Records supplied start
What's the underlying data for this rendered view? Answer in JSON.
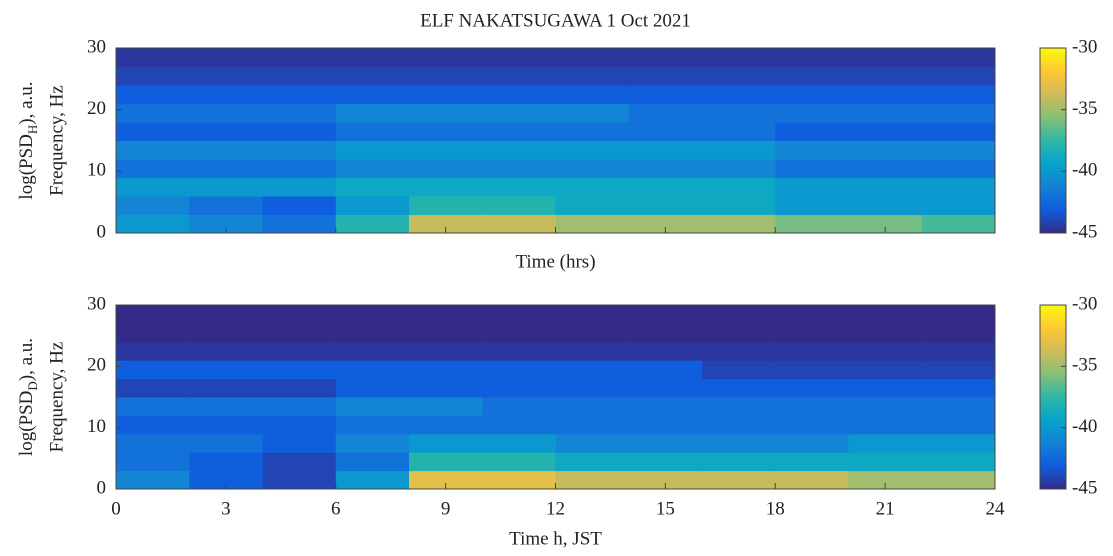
{
  "chart_data": [
    {
      "type": "heatmap",
      "title": "ELF NAKATSUGAWA 1 Oct 2021",
      "ylabel": {
        "text": "log(PSD",
        "sub": "H",
        "tail": "), a.u."
      },
      "ylabel2": "Frequency, Hz",
      "xlabel": "Time (hrs)",
      "xbins": [
        0,
        2,
        4,
        6,
        8,
        10,
        12,
        14,
        16,
        18,
        20,
        22,
        24
      ],
      "ybins": [
        0,
        3,
        6,
        9,
        12,
        15,
        18,
        21,
        24,
        27,
        30
      ],
      "values": [
        [
          -40,
          -41,
          -42,
          -38,
          -34,
          -34,
          -35,
          -35,
          -35,
          -36,
          -36,
          -37
        ],
        [
          -41,
          -42,
          -43,
          -40,
          -38,
          -38,
          -39,
          -39,
          -39,
          -40,
          -40,
          -40
        ],
        [
          -40,
          -40,
          -40,
          -39,
          -39,
          -39,
          -39,
          -39,
          -39,
          -40,
          -40,
          -40
        ],
        [
          -42,
          -42,
          -42,
          -41,
          -41,
          -41,
          -41,
          -41,
          -41,
          -42,
          -42,
          -42
        ],
        [
          -41,
          -41,
          -41,
          -40,
          -40,
          -40,
          -40,
          -40,
          -40,
          -41,
          -41,
          -41
        ],
        [
          -43,
          -43,
          -43,
          -42,
          -42,
          -42,
          -42,
          -42,
          -42,
          -43,
          -43,
          -43
        ],
        [
          -42,
          -42,
          -42,
          -41,
          -41,
          -41,
          -41,
          -42,
          -42,
          -42,
          -42,
          -42
        ],
        [
          -43,
          -43,
          -43,
          -43,
          -43,
          -43,
          -43,
          -43,
          -43,
          -43,
          -43,
          -43
        ],
        [
          -44,
          -44,
          -44,
          -44,
          -44,
          -44,
          -44,
          -44,
          -44,
          -44,
          -44,
          -44
        ],
        [
          -44.5,
          -44.5,
          -44.5,
          -44.5,
          -44.5,
          -44.5,
          -44.5,
          -44.5,
          -44.5,
          -44.5,
          -44.5,
          -44.5
        ]
      ],
      "xlim": [
        0,
        24
      ],
      "xticks": [
        0,
        3,
        6,
        9,
        12,
        15,
        18,
        21,
        24
      ],
      "xticklabels": false,
      "ylim": [
        0,
        30
      ],
      "yticks": [
        0,
        10,
        20,
        30
      ],
      "clim": [
        -45,
        -30
      ],
      "cticks": [
        -30,
        -35,
        -40,
        -45
      ],
      "colormap": [
        "#352a87",
        "#0f5cdd",
        "#1481d6",
        "#06a4ca",
        "#2eb7a4",
        "#87bf77",
        "#d1bb59",
        "#fec832",
        "#f9fb0e"
      ]
    },
    {
      "type": "heatmap",
      "ylabel": {
        "text": "log(PSD",
        "sub": "D",
        "tail": "), a.u."
      },
      "ylabel2": "Frequency, Hz",
      "xlabel": "Time h, JST",
      "xbins": [
        0,
        2,
        4,
        6,
        8,
        10,
        12,
        14,
        16,
        18,
        20,
        22,
        24
      ],
      "ybins": [
        0,
        3,
        6,
        9,
        12,
        15,
        18,
        21,
        24,
        27,
        30
      ],
      "values": [
        [
          -41,
          -43,
          -44,
          -40,
          -33,
          -33,
          -34,
          -34,
          -34,
          -34,
          -35,
          -35
        ],
        [
          -42,
          -43,
          -44,
          -42,
          -38,
          -38,
          -39,
          -39,
          -39,
          -39,
          -39,
          -39
        ],
        [
          -42,
          -42,
          -43,
          -41,
          -40,
          -40,
          -41,
          -41,
          -41,
          -41,
          -40,
          -40
        ],
        [
          -43,
          -43,
          -43,
          -42,
          -42,
          -42,
          -42,
          -42,
          -42,
          -42,
          -42,
          -42
        ],
        [
          -42,
          -42,
          -42,
          -41,
          -41,
          -42,
          -42,
          -42,
          -42,
          -42,
          -42,
          -42
        ],
        [
          -44,
          -44,
          -44,
          -43,
          -43,
          -43,
          -43,
          -43,
          -43,
          -43,
          -43,
          -43
        ],
        [
          -43,
          -43,
          -43,
          -43,
          -43,
          -43,
          -43,
          -43,
          -44,
          -44,
          -44,
          -44
        ],
        [
          -44.5,
          -44.5,
          -44.5,
          -44.5,
          -44.5,
          -44.5,
          -44.5,
          -44.5,
          -44.5,
          -44.5,
          -44.5,
          -44.5
        ],
        [
          -45,
          -45,
          -45,
          -45,
          -45,
          -45,
          -45,
          -45,
          -45,
          -45,
          -45,
          -45
        ],
        [
          -45,
          -45,
          -45,
          -45,
          -45,
          -45,
          -45,
          -45,
          -45,
          -45,
          -45,
          -45
        ]
      ],
      "xlim": [
        0,
        24
      ],
      "xticks": [
        0,
        3,
        6,
        9,
        12,
        15,
        18,
        21,
        24
      ],
      "xticklabels": true,
      "ylim": [
        0,
        30
      ],
      "yticks": [
        0,
        10,
        20,
        30
      ],
      "clim": [
        -45,
        -30
      ],
      "cticks": [
        -30,
        -35,
        -40,
        -45
      ],
      "colormap": [
        "#352a87",
        "#0f5cdd",
        "#1481d6",
        "#06a4ca",
        "#2eb7a4",
        "#87bf77",
        "#d1bb59",
        "#fec832",
        "#f9fb0e"
      ]
    }
  ]
}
Records supplied end
_Goal:_ Omit the pictures, then output the rest of the listing exactly.

_Result for this exercise:_
What's the underlying data for this rendered view? Answer in JSON.
{
  "chart_data": [
    {
      "type": "heatmap",
      "title": "ELF NAKATSUGAWA 1 Oct 2021",
      "ylabel": {
        "text": "log(PSD",
        "sub": "H",
        "tail": "), a.u."
      },
      "ylabel2": "Frequency, Hz",
      "xlabel": "Time (hrs)",
      "xbins": [
        0,
        2,
        4,
        6,
        8,
        10,
        12,
        14,
        16,
        18,
        20,
        22,
        24
      ],
      "ybins": [
        0,
        3,
        6,
        9,
        12,
        15,
        18,
        21,
        24,
        27,
        30
      ],
      "values": [
        [
          -40,
          -41,
          -42,
          -38,
          -34,
          -34,
          -35,
          -35,
          -35,
          -36,
          -36,
          -37
        ],
        [
          -41,
          -42,
          -43,
          -40,
          -38,
          -38,
          -39,
          -39,
          -39,
          -40,
          -40,
          -40
        ],
        [
          -40,
          -40,
          -40,
          -39,
          -39,
          -39,
          -39,
          -39,
          -39,
          -40,
          -40,
          -40
        ],
        [
          -42,
          -42,
          -42,
          -41,
          -41,
          -41,
          -41,
          -41,
          -41,
          -42,
          -42,
          -42
        ],
        [
          -41,
          -41,
          -41,
          -40,
          -40,
          -40,
          -40,
          -40,
          -40,
          -41,
          -41,
          -41
        ],
        [
          -43,
          -43,
          -43,
          -42,
          -42,
          -42,
          -42,
          -42,
          -42,
          -43,
          -43,
          -43
        ],
        [
          -42,
          -42,
          -42,
          -41,
          -41,
          -41,
          -41,
          -42,
          -42,
          -42,
          -42,
          -42
        ],
        [
          -43,
          -43,
          -43,
          -43,
          -43,
          -43,
          -43,
          -43,
          -43,
          -43,
          -43,
          -43
        ],
        [
          -44,
          -44,
          -44,
          -44,
          -44,
          -44,
          -44,
          -44,
          -44,
          -44,
          -44,
          -44
        ],
        [
          -44.5,
          -44.5,
          -44.5,
          -44.5,
          -44.5,
          -44.5,
          -44.5,
          -44.5,
          -44.5,
          -44.5,
          -44.5,
          -44.5
        ]
      ],
      "xlim": [
        0,
        24
      ],
      "xticks": [
        0,
        3,
        6,
        9,
        12,
        15,
        18,
        21,
        24
      ],
      "xticklabels": false,
      "ylim": [
        0,
        30
      ],
      "yticks": [
        0,
        10,
        20,
        30
      ],
      "clim": [
        -45,
        -30
      ],
      "cticks": [
        -30,
        -35,
        -40,
        -45
      ],
      "colormap": [
        "#352a87",
        "#0f5cdd",
        "#1481d6",
        "#06a4ca",
        "#2eb7a4",
        "#87bf77",
        "#d1bb59",
        "#fec832",
        "#f9fb0e"
      ]
    },
    {
      "type": "heatmap",
      "ylabel": {
        "text": "log(PSD",
        "sub": "D",
        "tail": "), a.u."
      },
      "ylabel2": "Frequency, Hz",
      "xlabel": "Time h, JST",
      "xbins": [
        0,
        2,
        4,
        6,
        8,
        10,
        12,
        14,
        16,
        18,
        20,
        22,
        24
      ],
      "ybins": [
        0,
        3,
        6,
        9,
        12,
        15,
        18,
        21,
        24,
        27,
        30
      ],
      "values": [
        [
          -41,
          -43,
          -44,
          -40,
          -33,
          -33,
          -34,
          -34,
          -34,
          -34,
          -35,
          -35
        ],
        [
          -42,
          -43,
          -44,
          -42,
          -38,
          -38,
          -39,
          -39,
          -39,
          -39,
          -39,
          -39
        ],
        [
          -42,
          -42,
          -43,
          -41,
          -40,
          -40,
          -41,
          -41,
          -41,
          -41,
          -40,
          -40
        ],
        [
          -43,
          -43,
          -43,
          -42,
          -42,
          -42,
          -42,
          -42,
          -42,
          -42,
          -42,
          -42
        ],
        [
          -42,
          -42,
          -42,
          -41,
          -41,
          -42,
          -42,
          -42,
          -42,
          -42,
          -42,
          -42
        ],
        [
          -44,
          -44,
          -44,
          -43,
          -43,
          -43,
          -43,
          -43,
          -43,
          -43,
          -43,
          -43
        ],
        [
          -43,
          -43,
          -43,
          -43,
          -43,
          -43,
          -43,
          -43,
          -44,
          -44,
          -44,
          -44
        ],
        [
          -44.5,
          -44.5,
          -44.5,
          -44.5,
          -44.5,
          -44.5,
          -44.5,
          -44.5,
          -44.5,
          -44.5,
          -44.5,
          -44.5
        ],
        [
          -45,
          -45,
          -45,
          -45,
          -45,
          -45,
          -45,
          -45,
          -45,
          -45,
          -45,
          -45
        ],
        [
          -45,
          -45,
          -45,
          -45,
          -45,
          -45,
          -45,
          -45,
          -45,
          -45,
          -45,
          -45
        ]
      ],
      "xlim": [
        0,
        24
      ],
      "xticks": [
        0,
        3,
        6,
        9,
        12,
        15,
        18,
        21,
        24
      ],
      "xticklabels": true,
      "ylim": [
        0,
        30
      ],
      "yticks": [
        0,
        10,
        20,
        30
      ],
      "clim": [
        -45,
        -30
      ],
      "cticks": [
        -30,
        -35,
        -40,
        -45
      ],
      "colormap": [
        "#352a87",
        "#0f5cdd",
        "#1481d6",
        "#06a4ca",
        "#2eb7a4",
        "#87bf77",
        "#d1bb59",
        "#fec832",
        "#f9fb0e"
      ]
    }
  ]
}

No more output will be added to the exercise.